- _Written request_
Search the records that follow and extract every line containing the string "screenshot".

___ Record set ___

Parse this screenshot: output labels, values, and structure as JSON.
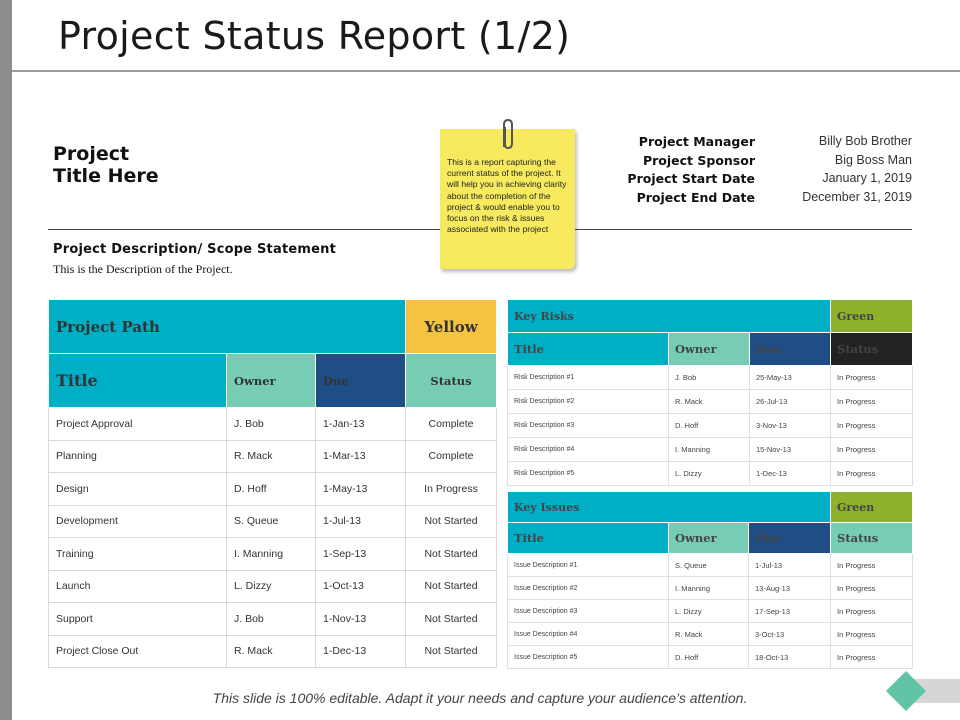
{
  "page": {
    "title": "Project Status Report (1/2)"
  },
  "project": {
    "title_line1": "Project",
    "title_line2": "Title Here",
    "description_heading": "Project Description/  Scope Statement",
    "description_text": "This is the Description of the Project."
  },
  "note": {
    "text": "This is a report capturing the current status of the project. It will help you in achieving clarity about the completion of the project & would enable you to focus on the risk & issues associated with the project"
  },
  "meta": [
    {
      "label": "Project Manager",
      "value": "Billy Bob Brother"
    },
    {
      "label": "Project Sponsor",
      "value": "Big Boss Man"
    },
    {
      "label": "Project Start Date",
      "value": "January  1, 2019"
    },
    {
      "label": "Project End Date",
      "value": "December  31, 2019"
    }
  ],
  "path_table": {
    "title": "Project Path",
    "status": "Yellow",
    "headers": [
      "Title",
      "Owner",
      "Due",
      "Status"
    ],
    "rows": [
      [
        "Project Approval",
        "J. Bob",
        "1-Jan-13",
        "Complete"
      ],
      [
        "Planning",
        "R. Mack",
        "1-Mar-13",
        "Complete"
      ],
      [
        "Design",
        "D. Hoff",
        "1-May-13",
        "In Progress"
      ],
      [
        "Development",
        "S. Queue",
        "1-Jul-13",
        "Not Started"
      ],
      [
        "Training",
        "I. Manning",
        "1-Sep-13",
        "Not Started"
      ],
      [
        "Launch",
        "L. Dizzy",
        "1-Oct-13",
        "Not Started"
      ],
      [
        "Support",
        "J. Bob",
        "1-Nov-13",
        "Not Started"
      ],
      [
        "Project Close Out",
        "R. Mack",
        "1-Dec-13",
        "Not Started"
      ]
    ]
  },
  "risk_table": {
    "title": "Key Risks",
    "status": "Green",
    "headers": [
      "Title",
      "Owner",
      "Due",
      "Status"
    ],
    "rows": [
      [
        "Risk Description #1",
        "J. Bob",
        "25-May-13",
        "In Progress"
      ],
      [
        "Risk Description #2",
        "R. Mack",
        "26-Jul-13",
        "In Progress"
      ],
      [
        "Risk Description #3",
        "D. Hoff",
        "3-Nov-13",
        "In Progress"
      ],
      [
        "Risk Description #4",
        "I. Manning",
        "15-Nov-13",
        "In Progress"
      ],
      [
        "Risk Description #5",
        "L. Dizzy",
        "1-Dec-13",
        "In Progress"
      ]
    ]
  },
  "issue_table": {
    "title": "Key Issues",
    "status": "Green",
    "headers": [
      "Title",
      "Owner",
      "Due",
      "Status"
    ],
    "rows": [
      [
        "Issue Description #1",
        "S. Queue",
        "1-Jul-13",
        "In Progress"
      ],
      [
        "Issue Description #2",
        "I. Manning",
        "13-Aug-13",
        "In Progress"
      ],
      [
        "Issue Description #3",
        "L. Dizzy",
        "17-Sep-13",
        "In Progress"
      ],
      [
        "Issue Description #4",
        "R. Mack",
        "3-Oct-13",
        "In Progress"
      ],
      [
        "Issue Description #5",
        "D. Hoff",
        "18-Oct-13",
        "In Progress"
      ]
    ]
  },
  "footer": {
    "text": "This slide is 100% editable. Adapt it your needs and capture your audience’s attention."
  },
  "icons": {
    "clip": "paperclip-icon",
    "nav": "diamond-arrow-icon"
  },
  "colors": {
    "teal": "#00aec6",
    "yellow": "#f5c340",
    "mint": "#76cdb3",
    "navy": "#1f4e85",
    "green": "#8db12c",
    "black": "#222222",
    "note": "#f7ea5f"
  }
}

___
___ Record set ___

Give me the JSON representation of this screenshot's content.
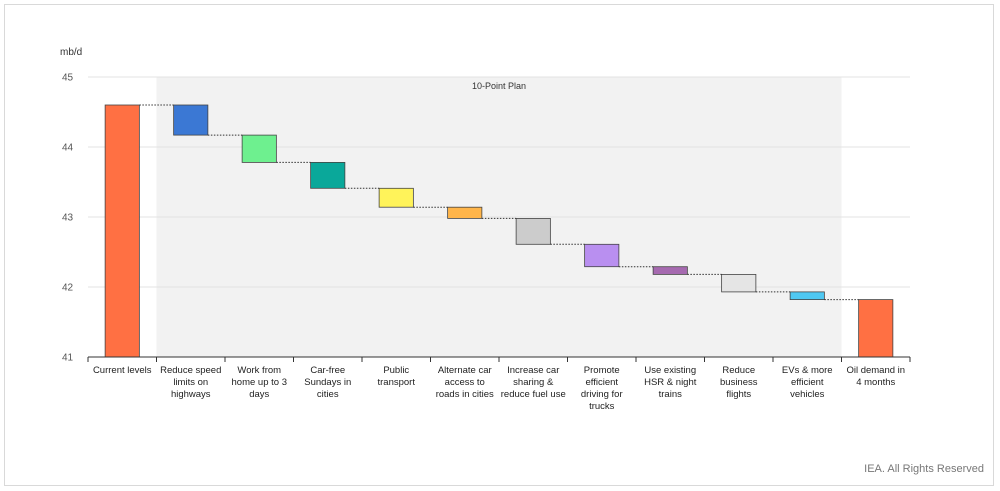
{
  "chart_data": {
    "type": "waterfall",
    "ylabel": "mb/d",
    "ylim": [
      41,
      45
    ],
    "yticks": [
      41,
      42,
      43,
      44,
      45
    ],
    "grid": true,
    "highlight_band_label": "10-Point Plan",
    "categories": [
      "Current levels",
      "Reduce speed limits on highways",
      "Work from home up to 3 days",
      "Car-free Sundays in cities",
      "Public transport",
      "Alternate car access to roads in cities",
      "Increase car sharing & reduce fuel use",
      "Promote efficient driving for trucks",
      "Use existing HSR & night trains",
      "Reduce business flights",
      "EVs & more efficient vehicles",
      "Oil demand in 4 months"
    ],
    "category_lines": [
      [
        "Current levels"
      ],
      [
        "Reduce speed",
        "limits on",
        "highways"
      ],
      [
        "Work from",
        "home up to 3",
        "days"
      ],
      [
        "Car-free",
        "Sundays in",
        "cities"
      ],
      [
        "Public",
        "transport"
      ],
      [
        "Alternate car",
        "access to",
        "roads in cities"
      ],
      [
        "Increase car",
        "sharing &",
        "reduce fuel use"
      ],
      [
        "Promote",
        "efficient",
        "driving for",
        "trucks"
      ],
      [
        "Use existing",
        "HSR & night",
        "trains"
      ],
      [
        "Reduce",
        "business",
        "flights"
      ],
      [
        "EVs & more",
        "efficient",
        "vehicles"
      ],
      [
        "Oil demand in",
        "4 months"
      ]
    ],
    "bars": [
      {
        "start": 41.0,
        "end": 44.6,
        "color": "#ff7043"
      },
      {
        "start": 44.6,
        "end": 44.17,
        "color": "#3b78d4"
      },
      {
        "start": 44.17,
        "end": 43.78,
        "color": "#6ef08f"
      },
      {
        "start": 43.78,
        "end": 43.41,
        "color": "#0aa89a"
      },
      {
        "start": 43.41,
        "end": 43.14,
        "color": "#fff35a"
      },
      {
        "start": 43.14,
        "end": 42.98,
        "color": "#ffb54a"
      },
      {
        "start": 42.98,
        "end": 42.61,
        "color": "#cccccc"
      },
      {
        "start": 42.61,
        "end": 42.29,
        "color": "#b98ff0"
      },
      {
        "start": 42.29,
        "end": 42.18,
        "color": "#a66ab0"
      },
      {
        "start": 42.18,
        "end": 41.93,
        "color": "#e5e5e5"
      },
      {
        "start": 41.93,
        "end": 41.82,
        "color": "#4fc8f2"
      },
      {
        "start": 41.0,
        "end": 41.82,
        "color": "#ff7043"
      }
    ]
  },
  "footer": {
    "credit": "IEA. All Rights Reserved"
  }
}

___

- _Solution below_
Parse this screenshot: output labels, values, and structure as JSON.
Give me the JSON representation of this screenshot's content.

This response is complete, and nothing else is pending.